ARTICLE V‑ OFFICERS AND EXECUTIVE COMMITTEE

 

Section 1.  THE OFFICERS OF THE ASSOCIATION SHALL BE:

 

(A)          Immediate Past President

 

(B)          President

 

(C)          President‑Elect

 

(D)          First Vice‑President

 

(E)          Second Vice‑President

 

(F)          Third Vice‑President

 

(G)          Secretary (s) ‑ Appointed by the President

 

(H)          Treasurer

Section 1, (G) revised July 1989)

 

Section 2.  SUCCESSION AND TERMS OF OFFICE

 

(A)          The President, President‑Elect, First Vice‑President, and Second Vice‑President shall be filled each year from the next lower office at the close of the annual business meeting.


(B)          The Third Vice‑President shall be elected annually.

 

(C)          The Secretary(s) shall be appointed by the President and shall serve at the pleasure of the President.

 

(D)          The Treasurer shall be elected during odd‑numbered year elections and shall serve a term of two (2) years.

 

(E)          One half of the Regional Representatives shall be elected annually for a term of two (2) years.

 

 

Section 3.  VACANCIES

 

 (A)          Should a vacancy occur in the President, President‑Elect, First Vice‑President or Second Vice President positions, it shall be filled by continuing the line of succession until all the vacancies exist at the lower ranks.

 

(B)          The President shall appoint board members to fill vacancies in all other board positions.  The appointment must be approved or rejected by the Board at the next regular or special meeting.  Persons appointed to fill such vacancies and ratified by the Board shall serve until the next annual election.

 

Section 4.  EXECUTIVE COMMITTEE

 

(A)          The Executive Committee shall consist of the Immediate Past‑President, the President, the President‑Elect, the First Vice‑President, the Second Vice‑President, the Third Vice‑President, and the Treasurer. The Secretary shall be a non‑voting ex‑officio member. The President shall serve as Chairman of the committee which shall conduct all business of the association between meetings of the Board.

Stated problem A:
List the eight officers of the association named in the officers and executive committee article.

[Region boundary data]
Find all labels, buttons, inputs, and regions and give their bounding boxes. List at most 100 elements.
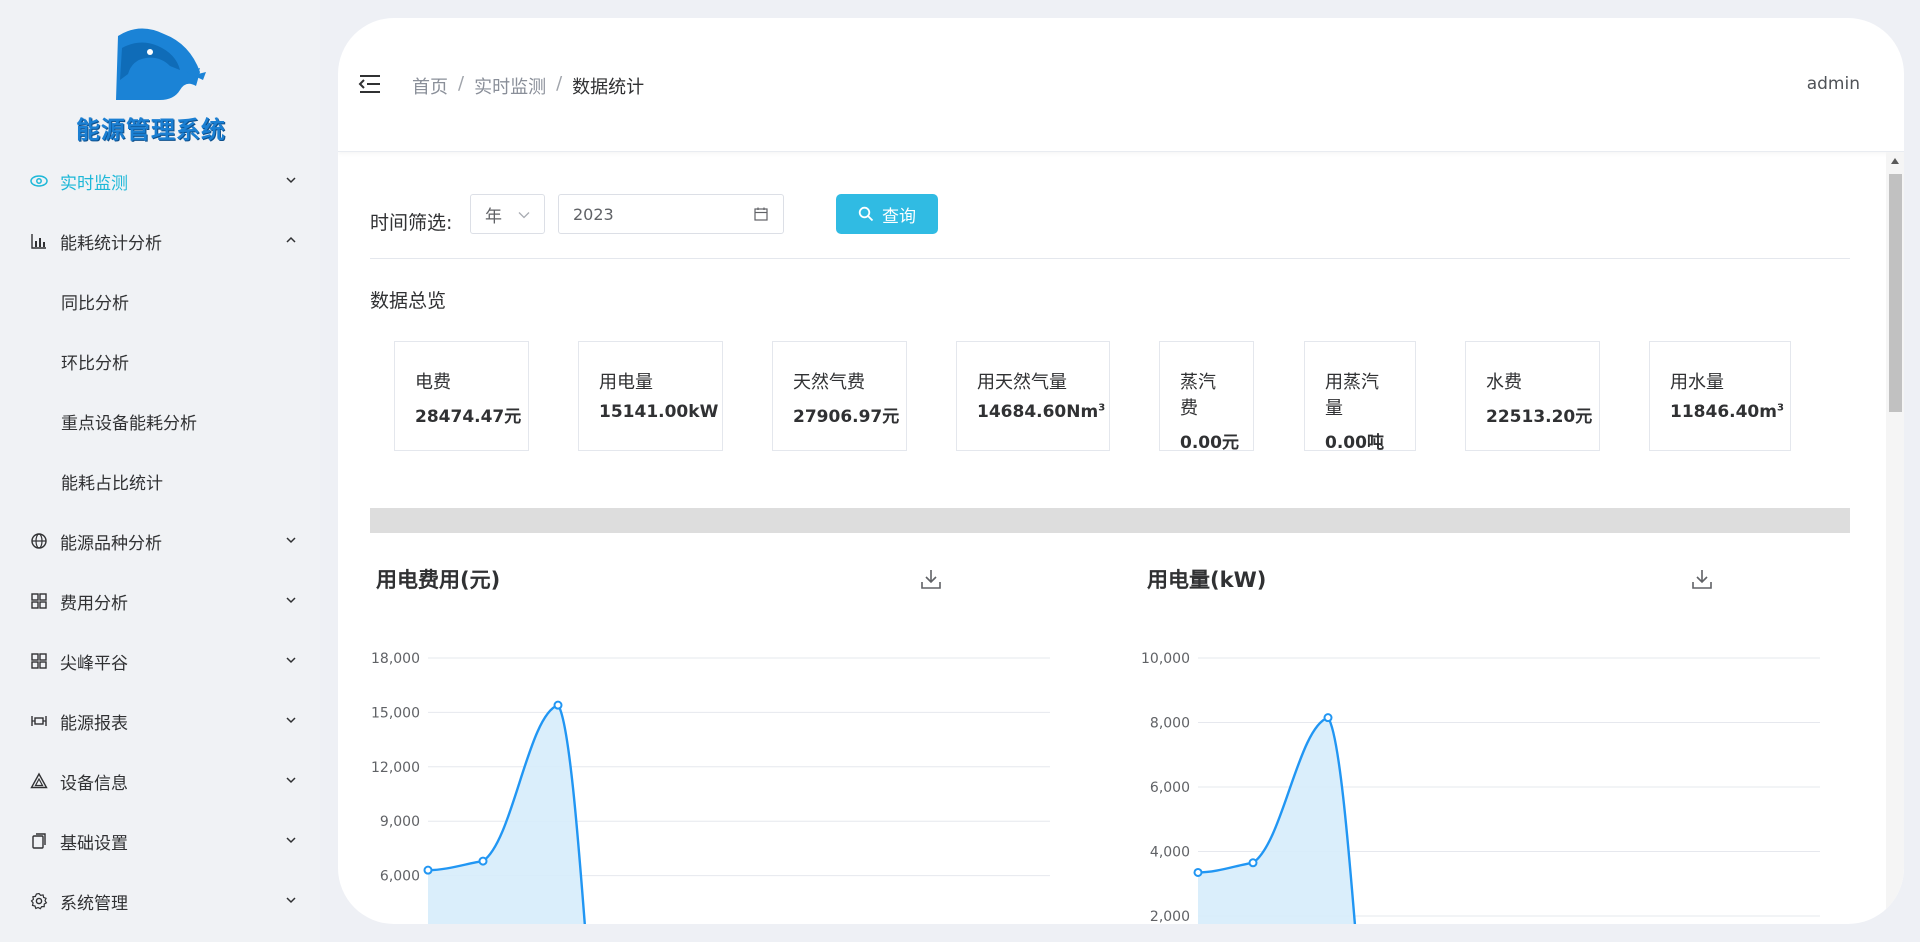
stat-label: 蒸汽费: [1180, 372, 1216, 419]
chevron-down-icon: [286, 177, 296, 184]
breadcrumb-separator: /: [458, 73, 465, 94]
sidebar-item-label: 费用分析: [60, 593, 128, 614]
sidebar-subitem-yoy[interactable]: 同比分析: [0, 271, 320, 331]
grid-icon: [30, 652, 48, 670]
search-button-label: 查询: [882, 206, 916, 227]
chevron-down-icon: [286, 717, 296, 724]
y-tick-label: 6,000: [1150, 780, 1190, 796]
stat-card-steam-cost: 蒸汽费 0.00元: [1159, 341, 1254, 453]
period-select-value: 年: [485, 206, 502, 227]
date-picker-value: 2023: [573, 204, 614, 224]
chevron-down-icon: [286, 837, 296, 844]
time-filter-label: 时间筛选:: [370, 212, 453, 234]
breadcrumb-home[interactable]: 首页: [412, 73, 448, 99]
sidebar-subitem-key-equipment[interactable]: 重点设备能耗分析: [0, 391, 320, 451]
sidebar-item-realtime-monitor[interactable]: 实时监测: [0, 151, 320, 211]
chevron-down-icon: [518, 212, 530, 219]
sidebar-item-label: 实时监测: [60, 173, 128, 194]
sidebar-item-label: 尖峰平谷: [60, 653, 128, 674]
data-point[interactable]: [1323, 713, 1333, 723]
search-button[interactable]: 查询: [836, 194, 938, 234]
triangle-icon: [30, 772, 48, 790]
stat-value: 28474.47元: [415, 407, 522, 427]
stat-value: 0.00吨: [1325, 433, 1384, 453]
sidebar-item-peak-valley[interactable]: 尖峰平谷: [0, 631, 320, 691]
sidebar-item-cost-analysis[interactable]: 费用分析: [0, 571, 320, 631]
period-select[interactable]: 年: [470, 194, 545, 234]
main-panel: 首页 / 实时监测 / 数据统计 admin 时间筛选: 年 2023 查询 数…: [338, 18, 1904, 924]
stat-label: 水费: [1486, 372, 1522, 393]
electricity-cost-chart: 18,000 15,000 12,000 9,000 6,000 3,000: [371, 651, 1050, 924]
top-navbar: 首页 / 实时监测 / 数据统计 admin: [338, 18, 1904, 152]
chevron-down-icon: [286, 597, 296, 604]
sidebar-item-label: 能源报表: [60, 713, 128, 734]
stat-card-electricity-usage: 用电量 15141.00kW: [578, 341, 723, 451]
sidebar-item-energy-type[interactable]: 能源品种分析: [0, 511, 320, 571]
stat-value: 27906.97元: [793, 407, 900, 427]
breadcrumb: 首页 / 实时监测 / 数据统计: [412, 73, 644, 99]
calendar-icon: [754, 207, 768, 221]
stat-label: 用天然气量: [977, 372, 1067, 393]
chevron-down-icon: [286, 777, 296, 784]
chart-title-electricity-usage: 用电量(kW): [1147, 568, 1267, 592]
overview-title: 数据总览: [370, 290, 447, 312]
stat-card-water-usage: 用水量 11846.40m3: [1649, 341, 1791, 451]
chevron-down-icon: [286, 897, 296, 904]
sidebar-subitem-ratio[interactable]: 能耗占比统计: [0, 451, 320, 511]
stat-label: 用水量: [1670, 372, 1724, 393]
eye-icon: [30, 172, 48, 190]
copy-icon: [30, 832, 48, 850]
chevron-down-icon: [286, 537, 296, 544]
scroll-up-arrow[interactable]: [1891, 158, 1899, 164]
sidebar-item-label: 基础设置: [60, 833, 128, 854]
stat-value: 15141.00kW: [599, 402, 719, 422]
chart-title-electricity-cost: 用电费用(元): [376, 568, 501, 592]
stat-label: 天然气费: [793, 372, 865, 393]
scrollbar-thumb[interactable]: [1889, 174, 1902, 412]
download-icon[interactable]: [1691, 568, 1713, 590]
breadcrumb-current: 数据统计: [572, 77, 645, 98]
scroll-down-arrow[interactable]: [1891, 912, 1899, 918]
report-icon: [30, 712, 48, 730]
year-date-picker[interactable]: 2023: [558, 194, 784, 234]
grid-icon: [30, 592, 48, 610]
collapse-menu-icon[interactable]: [358, 74, 382, 94]
breadcrumb-realtime[interactable]: 实时监测: [474, 73, 546, 99]
stat-card-water-cost: 水费 22513.20元: [1465, 341, 1600, 451]
data-point[interactable]: [1248, 858, 1258, 868]
sidebar-subitem-mom[interactable]: 环比分析: [0, 331, 320, 391]
sidebar-item-system-admin[interactable]: 系统管理: [0, 871, 320, 931]
sidebar-item-label: 系统管理: [60, 893, 128, 914]
stat-value: 0.00元: [1180, 433, 1239, 453]
stat-card-gas-usage: 用天然气量 14684.60Nm3: [956, 341, 1110, 451]
stat-label: 用电量: [599, 372, 653, 393]
overview-cards: 电费 28474.47元 用电量 15141.00kW 天然气费 27906.9…: [394, 341, 1804, 453]
section-separator-bar: [370, 508, 1850, 533]
y-tick-label: 10,000: [1141, 651, 1190, 667]
stat-value: 14684.60Nm3: [977, 402, 1106, 422]
content-scrollbar[interactable]: [1886, 152, 1904, 924]
sidebar-item-basic-settings[interactable]: 基础设置: [0, 811, 320, 871]
y-tick-label: 9,000: [380, 814, 420, 830]
sidebar-item-label: 能耗统计分析: [60, 233, 162, 254]
sidebar-item-energy-report[interactable]: 能源报表: [0, 691, 320, 751]
y-tick-label: 18,000: [371, 651, 420, 667]
content-area: 时间筛选: 年 2023 查询 数据总览 电费 28474.47元 用电量 15…: [338, 152, 1884, 924]
data-point[interactable]: [423, 865, 433, 875]
data-point[interactable]: [478, 856, 488, 866]
logo-title: 能源管理系统: [76, 116, 226, 144]
stat-value: 22513.20元: [1486, 407, 1593, 427]
data-point[interactable]: [553, 700, 563, 710]
download-icon[interactable]: [920, 568, 942, 590]
stat-card-electricity-cost: 电费 28474.47元: [394, 341, 529, 451]
sidebar: 能源管理系统 实时监测 能耗统计分析 同比分析 环比分析 重点设备能耗分析 能耗…: [0, 0, 320, 942]
sidebar-item-equipment-info[interactable]: 设备信息: [0, 751, 320, 811]
divider: [370, 258, 1850, 259]
stat-label: 用蒸汽量: [1325, 372, 1379, 419]
sidebar-item-energy-stats[interactable]: 能耗统计分析: [0, 211, 320, 271]
stat-value: 11846.40m3: [1670, 402, 1784, 422]
y-tick-label: 12,000: [371, 760, 420, 776]
user-menu[interactable]: admin: [1807, 74, 1860, 94]
data-point[interactable]: [1193, 867, 1203, 877]
stat-label: 电费: [415, 372, 451, 393]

Stated problem B:
Please pick out every line of the entries above that contains the string "select".

Correct output A:
Immediate Past President
President
President-Elect
First Vice-President
Second Vice-President
Third Vice-President
Secretary (s)
Treasurer

Correct output B:
period-select-value: 年: [485, 206, 502, 227]
period-select[interactable]: 年: [470, 194, 545, 234]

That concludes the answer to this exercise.